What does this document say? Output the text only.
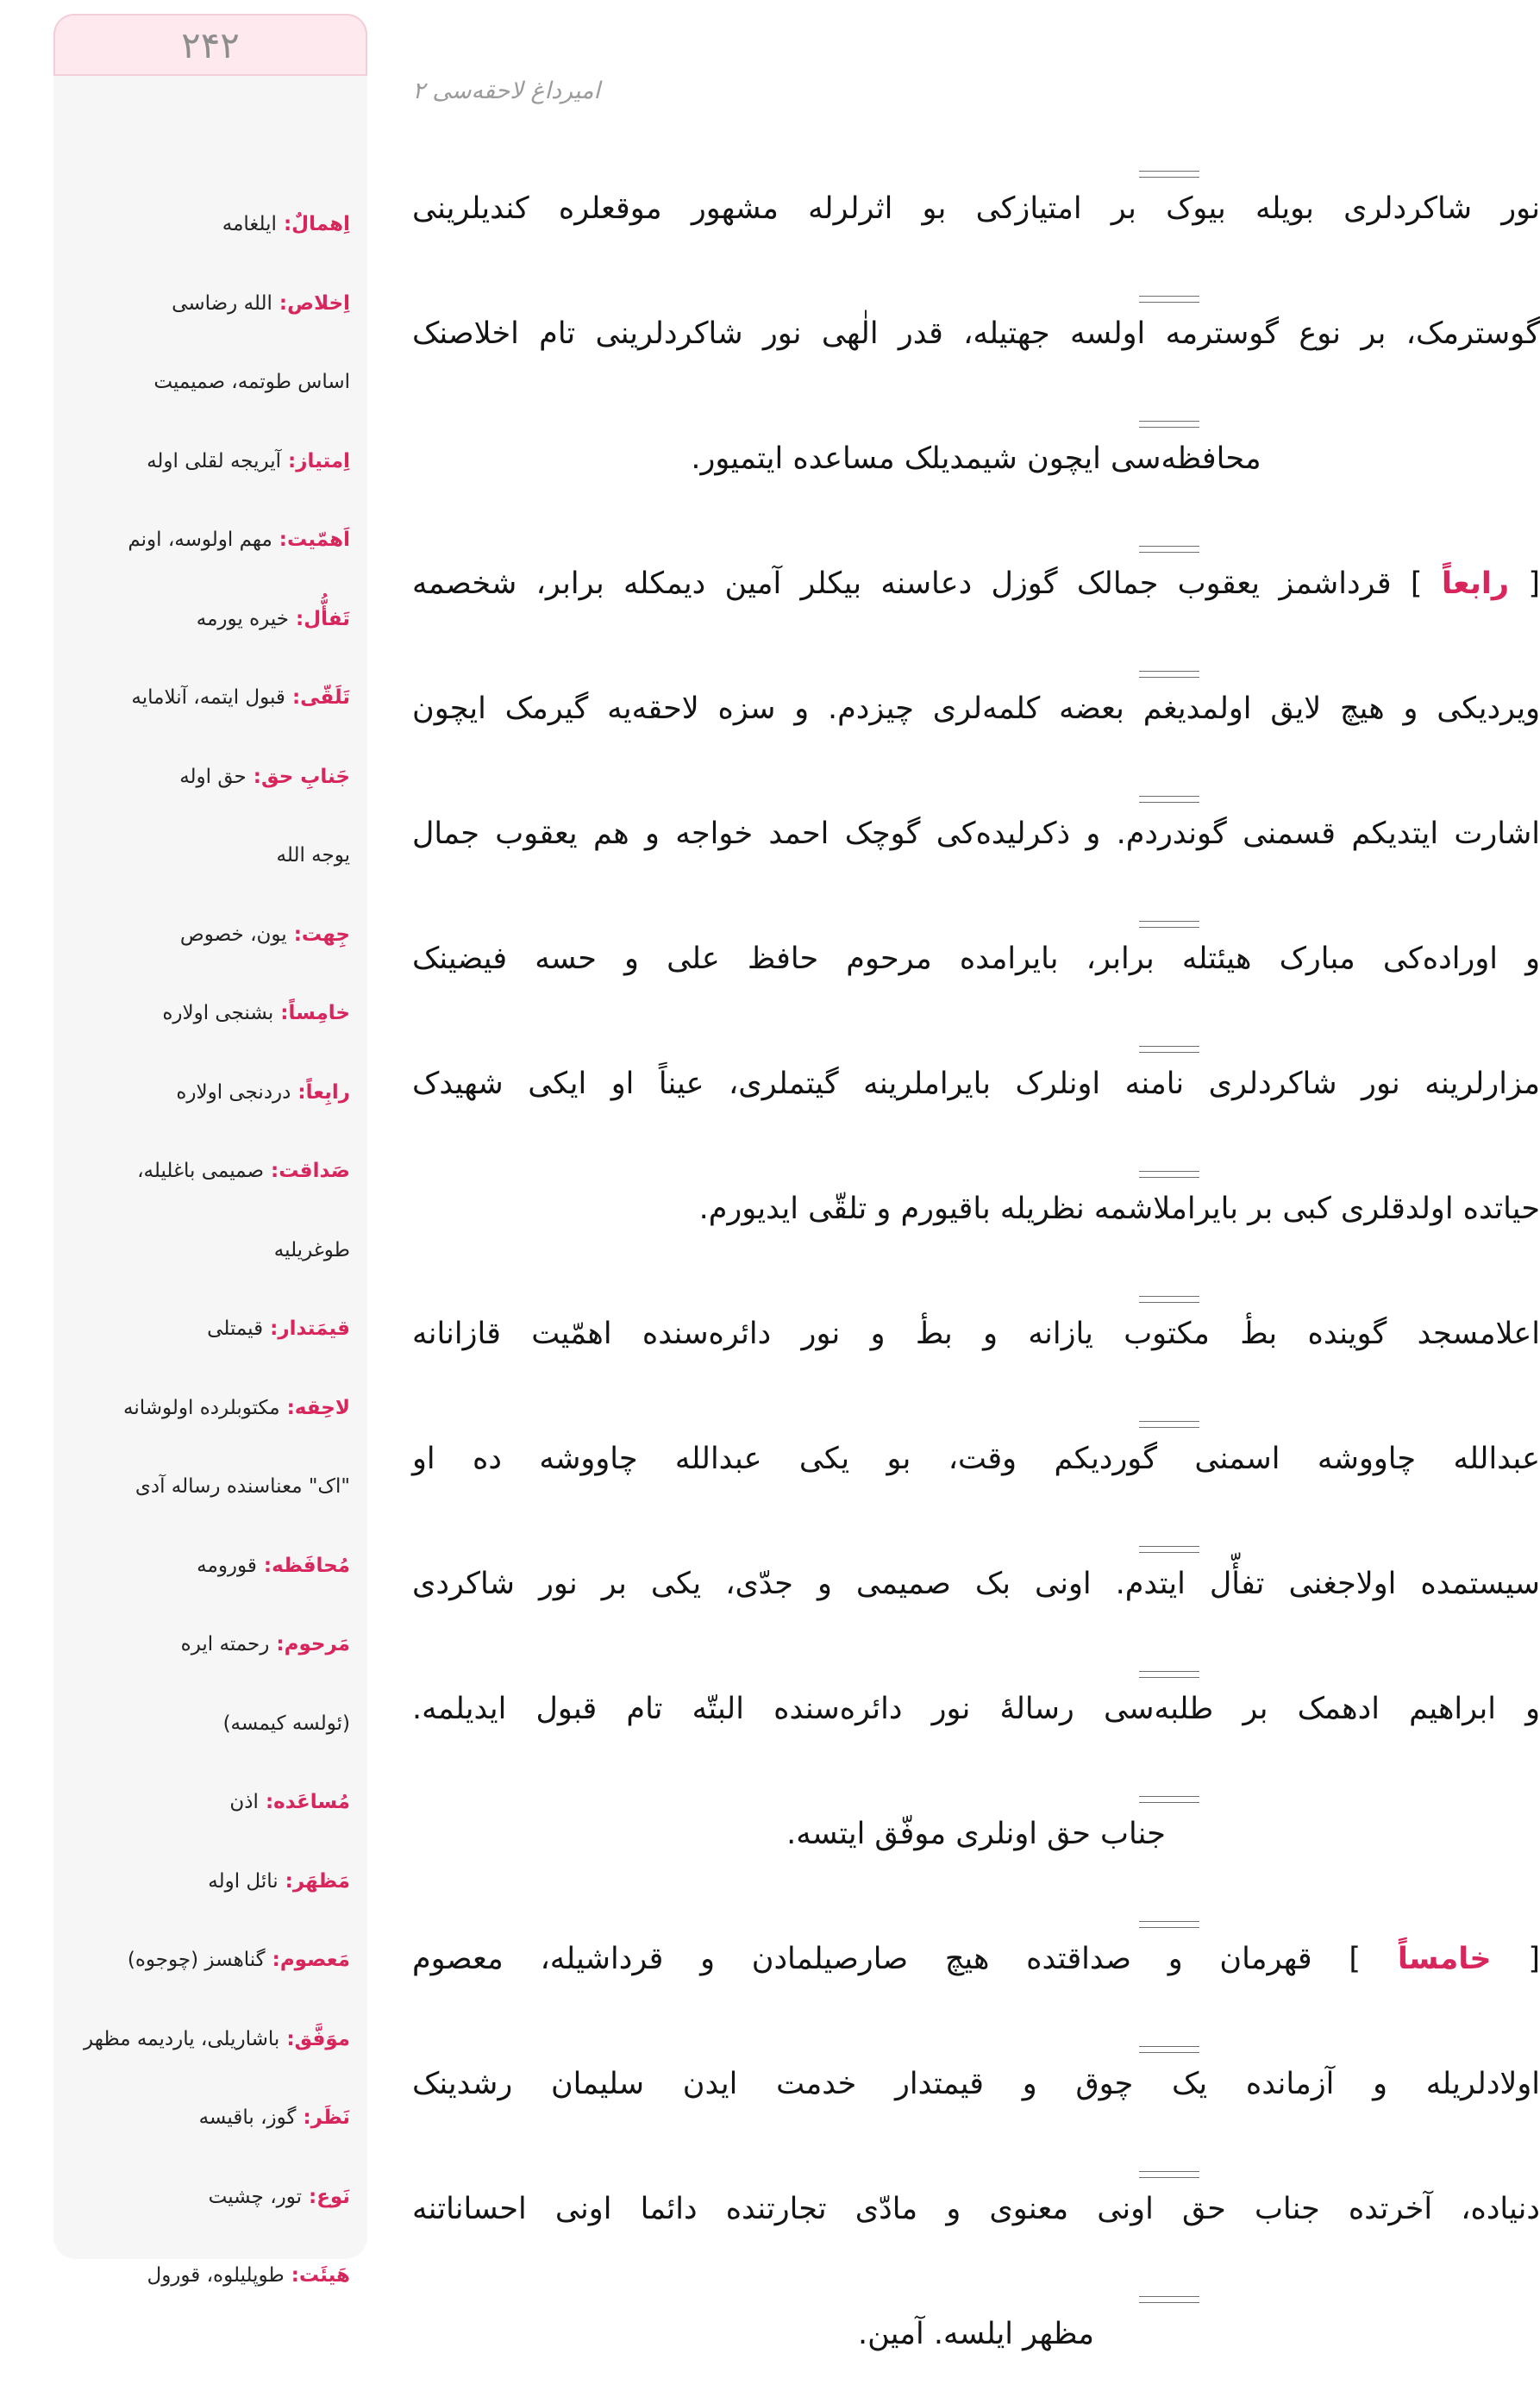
۲۴۲
اِهمالٌ: ایلغامه
اِخلاص: الله رضاسی
اساس طوتمه، صمیمیت
اِمتیاز: آیریجه لقلی اوله
اَهمّیت: مهم اولوسه، اونم
تَفأُّل: خیره یورمه
تَلَقّی: قبول ایتمه، آنلامایه
جَنابِ حق: حق اوله
یوجه الله
جِهت: یون، خصوص
خامِساً: بشنجی اولاره
رابِعاً: دردنجی اولاره
صَداقت: صمیمی باغلیله،
طوغریلیه
قیمَتدار: قیمتلی
لاحِقه: مکتوبلرده اولوشانه
"اک" معناسنده رساله آدی
مُحافَظه: قورومه
مَرحوم: رحمته ایره
(ئولسه کیمسه)
مُساعَده: اذن
مَظهَر: نائل اوله
مَعصوم: گناهسز (چوجوه)
موَفَّق: باشاریلی، یاردیمه مظهر
نَظَر: گوز، باقیسه
نَوع: تور، چشیت
هَیئَت: طوپلیلوه، قورول
امیرداغ لاحقه‌سی ۲
نور شاکردلری بویله بیوک بر امتیازکی بو اثرلرله مشهور موقعلره کندیلرینی
گوسترمک، بر نوع گوسترمه اولسه جهتیله، قدر الٰهی نور شاکردلرینی تام اخلاصنک
محافظه‌سی ایچون شیمدیلک مساعده ایتمیور.
[ رابعاً ] قرداشمز یعقوب جمالک گوزل دعاسنه بیکلر آمین دیمکله برابر، شخصمه
ویردیکی و هیچ لایق اولمدیغم بعضه کلمه‌لری چیزدم. و سزه لاحقه‌یه گیرمک ایچون
اشارت ایتدیکم قسمنی گوندردم. و ذکرلیده‌کی گوچک احمد خواجه و هم یعقوب جمال
و اوراده‌کی مبارک هیئتله برابر، بایرامده مرحوم حافظ علی و حسه فیضینک
مزارلرینه نور شاکردلری نامنه اونلرک بایراملرینه گیتملری، عیناً او ایکی شهیدک
حیاتده اولدقلری کبی بر بایراملاشمه نظریله باقیورم و تلقّی ایدیورم.
اعلامسجد گوینده بطٔ مکتوب یازانه و بطٔ و نور دائره‌سنده اهمّیت قازانانه
عبدالله چاووشه اسمنی گوردیکم وقت، بو یکی عبدالله چاووشه ده او
سیستمده اولاجغنی تفأّل ایتدم. اونی بک صمیمی و جدّی، یکی بر نور شاکردی
و ابراهیم ادهمک بر طلبه‌سی رساله‌ٔ نور دائره‌سنده البتّه تام قبول ایدیلمه.
جناب حق اونلری موفّق ایتسه.
[ خامساً ] قهرمان و صداقتده هیچ صارصیلمادن و قرداشیله، معصوم
اولادلریله و آزمانده یک چوق و قیمتدار خدمت ایدن سلیمان رشدینک
دنیاده، آخرتده جناب حق اونی معنوی و مادّی تجارتنده دائما اونی احساناتنه
مظهر ایلسه. آمین.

__WHAT THE TASK ASKS__: Transcribe the records word for word and include no pictures.

__RESULT FOR THIS EXERCISE__:
What does this document say? Output the text only.
۲۴۲
اِهمالٌ: ایلغامه
اِخلاص: الله رضاسی
اساس طوتمه، صمیمیت
اِمتیاز: آیریجه لقلی اوله
اَهمّیت: مهم اولوسه، اونم
تَفأُّل: خیره یورمه
تَلَقّی: قبول ایتمه، آنلامایه
جَنابِ حق: حق اوله
یوجه الله
جِهت: یون، خصوص
خامِساً: بشنجی اولاره
رابِعاً: دردنجی اولاره
صَداقت: صمیمی باغلیله،
طوغریلیه
قیمَتدار: قیمتلی
لاحِقه: مکتوبلرده اولوشانه
"اک" معناسنده رساله آدی
مُحافَظه: قورومه
مَرحوم: رحمته ایره
(ئولسه کیمسه)
مُساعَده: اذن
مَظهَر: نائل اوله
مَعصوم: گناهسز (چوجوه)
موَفَّق: باشاریلی، یاردیمه مظهر
نَظَر: گوز، باقیسه
نَوع: تور، چشیت
هَیئَت: طوپلیلوه، قورول
امیرداغ لاحقه‌سی ۲
نور شاکردلری بویله بیوک بر امتیازکی بو اثرلرله مشهور موقعلره کندیلرینی
گوسترمک، بر نوع گوسترمه اولسه جهتیله، قدر الٰهی نور شاکردلرینی تام اخلاصنک
محافظه‌سی ایچون شیمدیلک مساعده ایتمیور.
[ رابعاً ] قرداشمز یعقوب جمالک گوزل دعاسنه بیکلر آمین دیمکله برابر، شخصمه
ویردیکی و هیچ لایق اولمدیغم بعضه کلمه‌لری چیزدم. و سزه لاحقه‌یه گیرمک ایچون
اشارت ایتدیکم قسمنی گوندردم. و ذکرلیده‌کی گوچک احمد خواجه و هم یعقوب جمال
و اوراده‌کی مبارک هیئتله برابر، بایرامده مرحوم حافظ علی و حسه فیضینک
مزارلرینه نور شاکردلری نامنه اونلرک بایراملرینه گیتملری، عیناً او ایکی شهیدک
حیاتده اولدقلری کبی بر بایراملاشمه نظریله باقیورم و تلقّی ایدیورم.
اعلامسجد گوینده بطٔ مکتوب یازانه و بطٔ و نور دائره‌سنده اهمّیت قازانانه
عبدالله چاووشه اسمنی گوردیکم وقت، بو یکی عبدالله چاووشه ده او
سیستمده اولاجغنی تفأّل ایتدم. اونی بک صمیمی و جدّی، یکی بر نور شاکردی
و ابراهیم ادهمک بر طلبه‌سی رساله‌ٔ نور دائره‌سنده البتّه تام قبول ایدیلمه.
جناب حق اونلری موفّق ایتسه.
[ خامساً ] قهرمان و صداقتده هیچ صارصیلمادن و قرداشیله، معصوم
اولادلریله و آزمانده یک چوق و قیمتدار خدمت ایدن سلیمان رشدینک
دنیاده، آخرتده جناب حق اونی معنوی و مادّی تجارتنده دائما اونی احساناتنه
مظهر ایلسه. آمین.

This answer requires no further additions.